··· Provided material

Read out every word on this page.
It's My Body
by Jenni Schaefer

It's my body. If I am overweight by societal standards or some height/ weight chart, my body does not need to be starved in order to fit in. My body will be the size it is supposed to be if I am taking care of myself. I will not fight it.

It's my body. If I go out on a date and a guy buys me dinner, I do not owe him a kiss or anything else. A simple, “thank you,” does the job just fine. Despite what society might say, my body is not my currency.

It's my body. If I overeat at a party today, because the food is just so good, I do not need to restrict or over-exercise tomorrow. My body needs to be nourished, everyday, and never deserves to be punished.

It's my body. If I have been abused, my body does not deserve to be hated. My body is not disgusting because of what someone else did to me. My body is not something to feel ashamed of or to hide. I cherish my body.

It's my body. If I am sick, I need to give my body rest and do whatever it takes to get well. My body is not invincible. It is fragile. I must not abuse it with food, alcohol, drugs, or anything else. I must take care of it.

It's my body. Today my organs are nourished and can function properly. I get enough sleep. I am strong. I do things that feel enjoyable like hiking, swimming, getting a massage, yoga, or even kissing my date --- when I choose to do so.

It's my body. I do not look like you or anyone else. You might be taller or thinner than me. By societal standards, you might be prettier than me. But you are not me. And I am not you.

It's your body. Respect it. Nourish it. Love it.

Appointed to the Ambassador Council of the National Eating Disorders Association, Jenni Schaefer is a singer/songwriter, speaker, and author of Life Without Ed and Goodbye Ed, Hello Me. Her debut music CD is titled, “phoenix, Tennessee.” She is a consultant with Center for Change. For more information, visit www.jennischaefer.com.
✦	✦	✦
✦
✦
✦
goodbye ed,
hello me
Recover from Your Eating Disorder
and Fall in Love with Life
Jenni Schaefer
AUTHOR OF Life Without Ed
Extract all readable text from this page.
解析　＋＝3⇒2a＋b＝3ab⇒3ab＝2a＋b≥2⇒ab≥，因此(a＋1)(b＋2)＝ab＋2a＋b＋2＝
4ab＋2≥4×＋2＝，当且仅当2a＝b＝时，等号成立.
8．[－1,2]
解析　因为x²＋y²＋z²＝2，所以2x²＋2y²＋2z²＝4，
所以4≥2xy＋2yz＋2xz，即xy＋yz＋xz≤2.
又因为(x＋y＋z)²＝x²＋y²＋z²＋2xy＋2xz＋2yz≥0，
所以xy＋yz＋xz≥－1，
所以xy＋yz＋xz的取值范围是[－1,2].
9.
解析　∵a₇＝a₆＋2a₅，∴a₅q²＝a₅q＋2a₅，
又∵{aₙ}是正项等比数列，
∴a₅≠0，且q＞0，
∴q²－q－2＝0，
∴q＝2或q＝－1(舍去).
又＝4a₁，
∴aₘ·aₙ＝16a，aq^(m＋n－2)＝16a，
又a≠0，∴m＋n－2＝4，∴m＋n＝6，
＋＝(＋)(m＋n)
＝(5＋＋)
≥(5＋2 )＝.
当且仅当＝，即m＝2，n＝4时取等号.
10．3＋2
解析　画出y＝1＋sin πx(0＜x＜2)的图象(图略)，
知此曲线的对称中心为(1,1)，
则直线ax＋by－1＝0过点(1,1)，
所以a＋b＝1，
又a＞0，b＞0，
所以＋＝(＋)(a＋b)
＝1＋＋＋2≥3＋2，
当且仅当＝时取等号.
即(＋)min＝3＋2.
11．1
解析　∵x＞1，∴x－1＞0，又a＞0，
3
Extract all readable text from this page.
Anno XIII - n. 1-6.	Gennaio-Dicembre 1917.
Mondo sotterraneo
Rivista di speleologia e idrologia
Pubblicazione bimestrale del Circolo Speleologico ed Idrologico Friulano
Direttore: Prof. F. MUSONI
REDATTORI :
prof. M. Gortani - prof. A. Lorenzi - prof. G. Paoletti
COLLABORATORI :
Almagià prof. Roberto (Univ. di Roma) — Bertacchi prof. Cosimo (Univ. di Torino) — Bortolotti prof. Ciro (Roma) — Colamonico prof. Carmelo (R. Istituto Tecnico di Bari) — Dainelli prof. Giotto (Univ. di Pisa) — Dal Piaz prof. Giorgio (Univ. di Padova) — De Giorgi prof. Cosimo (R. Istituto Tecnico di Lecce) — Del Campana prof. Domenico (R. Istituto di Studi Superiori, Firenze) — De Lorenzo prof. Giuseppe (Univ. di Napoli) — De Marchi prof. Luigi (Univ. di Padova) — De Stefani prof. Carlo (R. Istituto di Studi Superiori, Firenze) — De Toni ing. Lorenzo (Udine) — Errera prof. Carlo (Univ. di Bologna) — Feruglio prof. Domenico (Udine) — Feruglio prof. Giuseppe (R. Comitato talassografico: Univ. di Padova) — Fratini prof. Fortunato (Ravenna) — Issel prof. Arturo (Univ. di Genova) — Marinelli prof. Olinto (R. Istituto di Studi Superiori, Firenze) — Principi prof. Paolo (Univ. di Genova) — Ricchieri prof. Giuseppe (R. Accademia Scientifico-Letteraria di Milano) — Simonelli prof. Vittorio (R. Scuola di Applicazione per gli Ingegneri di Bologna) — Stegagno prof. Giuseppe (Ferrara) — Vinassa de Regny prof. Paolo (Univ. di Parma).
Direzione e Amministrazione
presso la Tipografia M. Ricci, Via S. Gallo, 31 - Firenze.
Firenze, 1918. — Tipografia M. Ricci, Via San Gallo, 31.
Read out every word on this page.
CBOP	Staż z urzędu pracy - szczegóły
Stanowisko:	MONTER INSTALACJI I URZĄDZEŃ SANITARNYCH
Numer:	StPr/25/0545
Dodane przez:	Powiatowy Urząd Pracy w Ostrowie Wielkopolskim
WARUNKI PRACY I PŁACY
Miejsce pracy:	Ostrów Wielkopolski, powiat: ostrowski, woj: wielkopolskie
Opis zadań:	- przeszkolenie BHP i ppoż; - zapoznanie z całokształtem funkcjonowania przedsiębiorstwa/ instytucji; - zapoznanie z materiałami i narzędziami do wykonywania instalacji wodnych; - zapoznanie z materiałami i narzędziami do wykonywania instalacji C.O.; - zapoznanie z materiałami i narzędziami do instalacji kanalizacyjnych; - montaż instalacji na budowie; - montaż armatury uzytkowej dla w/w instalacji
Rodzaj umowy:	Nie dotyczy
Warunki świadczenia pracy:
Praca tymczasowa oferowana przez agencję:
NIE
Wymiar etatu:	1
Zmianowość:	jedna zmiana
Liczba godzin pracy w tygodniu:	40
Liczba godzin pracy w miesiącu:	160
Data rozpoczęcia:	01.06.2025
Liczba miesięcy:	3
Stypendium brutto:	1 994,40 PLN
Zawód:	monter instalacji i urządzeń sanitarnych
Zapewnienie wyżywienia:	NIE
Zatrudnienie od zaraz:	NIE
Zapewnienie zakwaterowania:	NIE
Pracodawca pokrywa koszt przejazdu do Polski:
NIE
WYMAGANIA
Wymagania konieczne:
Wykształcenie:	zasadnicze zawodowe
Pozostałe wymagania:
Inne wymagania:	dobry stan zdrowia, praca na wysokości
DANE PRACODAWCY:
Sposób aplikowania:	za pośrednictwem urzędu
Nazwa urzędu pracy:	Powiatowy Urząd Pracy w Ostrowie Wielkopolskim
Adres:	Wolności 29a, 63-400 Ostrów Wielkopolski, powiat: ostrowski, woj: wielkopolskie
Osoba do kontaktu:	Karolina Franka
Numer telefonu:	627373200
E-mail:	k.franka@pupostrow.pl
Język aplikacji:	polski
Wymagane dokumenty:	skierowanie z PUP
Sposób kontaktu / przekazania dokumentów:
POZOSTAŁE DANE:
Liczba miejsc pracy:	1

······

* **What to produce**: Transcribe every entry exactly, omitting nothing.

* **Response to the task**:
Read out every word on this page.
It's My Body
by Jenni Schaefer

It's my body. If I am overweight by societal standards or some height/ weight chart, my body does not need to be starved in order to fit in. My body will be the size it is supposed to be if I am taking care of myself. I will not fight it.

It's my body. If I go out on a date and a guy buys me dinner, I do not owe him a kiss or anything else. A simple, “thank you,” does the job just fine. Despite what society might say, my body is not my currency.

It's my body. If I overeat at a party today, because the food is just so good, I do not need to restrict or over-exercise tomorrow. My body needs to be nourished, everyday, and never deserves to be punished.

It's my body. If I have been abused, my body does not deserve to be hated. My body is not disgusting because of what someone else did to me. My body is not something to feel ashamed of or to hide. I cherish my body.

It's my body. If I am sick, I need to give my body rest and do whatever it takes to get well. My body is not invincible. It is fragile. I must not abuse it with food, alcohol, drugs, or anything else. I must take care of it.

It's my body. Today my organs are nourished and can function properly. I get enough sleep. I am strong. I do things that feel enjoyable like hiking, swimming, getting a massage, yoga, or even kissing my date --- when I choose to do so.

It's my body. I do not look like you or anyone else. You might be taller or thinner than me. By societal standards, you might be prettier than me. But you are not me. And I am not you.

It's your body. Respect it. Nourish it. Love it.

Appointed to the Ambassador Council of the National Eating Disorders Association, Jenni Schaefer is a singer/songwriter, speaker, and author of Life Without Ed and Goodbye Ed, Hello Me. Her debut music CD is titled, “phoenix, Tennessee.” She is a consultant with Center for Change. For more information, visit www.jennischaefer.com.
✦	✦	✦
✦
✦
✦
goodbye ed,
hello me
Recover from Your Eating Disorder
and Fall in Love with Life
Jenni Schaefer
AUTHOR OF Life Without Ed
Extract all readable text from this page.
解析　＋＝3⇒2a＋b＝3ab⇒3ab＝2a＋b≥2⇒ab≥，因此(a＋1)(b＋2)＝ab＋2a＋b＋2＝
4ab＋2≥4×＋2＝，当且仅当2a＝b＝时，等号成立.
8．[－1,2]
解析　因为x²＋y²＋z²＝2，所以2x²＋2y²＋2z²＝4，
所以4≥2xy＋2yz＋2xz，即xy＋yz＋xz≤2.
又因为(x＋y＋z)²＝x²＋y²＋z²＋2xy＋2xz＋2yz≥0，
所以xy＋yz＋xz≥－1，
所以xy＋yz＋xz的取值范围是[－1,2].
9.
解析　∵a₇＝a₆＋2a₅，∴a₅q²＝a₅q＋2a₅，
又∵{aₙ}是正项等比数列，
∴a₅≠0，且q＞0，
∴q²－q－2＝0，
∴q＝2或q＝－1(舍去).
又＝4a₁，
∴aₘ·aₙ＝16a，aq^(m＋n－2)＝16a，
又a≠0，∴m＋n－2＝4，∴m＋n＝6，
＋＝(＋)(m＋n)
＝(5＋＋)
≥(5＋2 )＝.
当且仅当＝，即m＝2，n＝4时取等号.
10．3＋2
解析　画出y＝1＋sin πx(0＜x＜2)的图象(图略)，
知此曲线的对称中心为(1,1)，
则直线ax＋by－1＝0过点(1,1)，
所以a＋b＝1，
又a＞0，b＞0，
所以＋＝(＋)(a＋b)
＝1＋＋＋2≥3＋2，
当且仅当＝时取等号.
即(＋)min＝3＋2.
11．1
解析　∵x＞1，∴x－1＞0，又a＞0，
3
Extract all readable text from this page.
Anno XIII - n. 1-6.	Gennaio-Dicembre 1917.
Mondo sotterraneo
Rivista di speleologia e idrologia
Pubblicazione bimestrale del Circolo Speleologico ed Idrologico Friulano
Direttore: Prof. F. MUSONI
REDATTORI :
prof. M. Gortani - prof. A. Lorenzi - prof. G. Paoletti
COLLABORATORI :
Almagià prof. Roberto (Univ. di Roma) — Bertacchi prof. Cosimo (Univ. di Torino) — Bortolotti prof. Ciro (Roma) — Colamonico prof. Carmelo (R. Istituto Tecnico di Bari) — Dainelli prof. Giotto (Univ. di Pisa) — Dal Piaz prof. Giorgio (Univ. di Padova) — De Giorgi prof. Cosimo (R. Istituto Tecnico di Lecce) — Del Campana prof. Domenico (R. Istituto di Studi Superiori, Firenze) — De Lorenzo prof. Giuseppe (Univ. di Napoli) — De Marchi prof. Luigi (Univ. di Padova) — De Stefani prof. Carlo (R. Istituto di Studi Superiori, Firenze) — De Toni ing. Lorenzo (Udine) — Errera prof. Carlo (Univ. di Bologna) — Feruglio prof. Domenico (Udine) — Feruglio prof. Giuseppe (R. Comitato talassografico: Univ. di Padova) — Fratini prof. Fortunato (Ravenna) — Issel prof. Arturo (Univ. di Genova) — Marinelli prof. Olinto (R. Istituto di Studi Superiori, Firenze) — Principi prof. Paolo (Univ. di Genova) — Ricchieri prof. Giuseppe (R. Accademia Scientifico-Letteraria di Milano) — Simonelli prof. Vittorio (R. Scuola di Applicazione per gli Ingegneri di Bologna) — Stegagno prof. Giuseppe (Ferrara) — Vinassa de Regny prof. Paolo (Univ. di Parma).
Direzione e Amministrazione
presso la Tipografia M. Ricci, Via S. Gallo, 31 - Firenze.
Firenze, 1918. — Tipografia M. Ricci, Via San Gallo, 31.
Read out every word on this page.
CBOP	Staż z urzędu pracy - szczegóły
Stanowisko:	MONTER INSTALACJI I URZĄDZEŃ SANITARNYCH
Numer:	StPr/25/0545
Dodane przez:	Powiatowy Urząd Pracy w Ostrowie Wielkopolskim
WARUNKI PRACY I PŁACY
Miejsce pracy:	Ostrów Wielkopolski, powiat: ostrowski, woj: wielkopolskie
Opis zadań:	- przeszkolenie BHP i ppoż; - zapoznanie z całokształtem funkcjonowania przedsiębiorstwa/ instytucji; - zapoznanie z materiałami i narzędziami do wykonywania instalacji wodnych; - zapoznanie z materiałami i narzędziami do wykonywania instalacji C.O.; - zapoznanie z materiałami i narzędziami do instalacji kanalizacyjnych; - montaż instalacji na budowie; - montaż armatury uzytkowej dla w/w instalacji
Rodzaj umowy:	Nie dotyczy
Warunki świadczenia pracy:
Praca tymczasowa oferowana przez agencję:
NIE
Wymiar etatu:	1
Zmianowość:	jedna zmiana
Liczba godzin pracy w tygodniu:	40
Liczba godzin pracy w miesiącu:	160
Data rozpoczęcia:	01.06.2025
Liczba miesięcy:	3
Stypendium brutto:	1 994,40 PLN
Zawód:	monter instalacji i urządzeń sanitarnych
Zapewnienie wyżywienia:	NIE
Zatrudnienie od zaraz:	NIE
Zapewnienie zakwaterowania:	NIE
Pracodawca pokrywa koszt przejazdu do Polski:
NIE
WYMAGANIA
Wymagania konieczne:
Wykształcenie:	zasadnicze zawodowe
Pozostałe wymagania:
Inne wymagania:	dobry stan zdrowia, praca na wysokości
DANE PRACODAWCY:
Sposób aplikowania:	za pośrednictwem urzędu
Nazwa urzędu pracy:	Powiatowy Urząd Pracy w Ostrowie Wielkopolskim
Adres:	Wolności 29a, 63-400 Ostrów Wielkopolski, powiat: ostrowski, woj: wielkopolskie
Osoba do kontaktu:	Karolina Franka
Numer telefonu:	627373200
E-mail:	k.franka@pupostrow.pl
Język aplikacji:	polski
Wymagane dokumenty:	skierowanie z PUP
Sposób kontaktu / przekazania dokumentów:
POZOSTAŁE DANE:
Liczba miejsc pracy:	1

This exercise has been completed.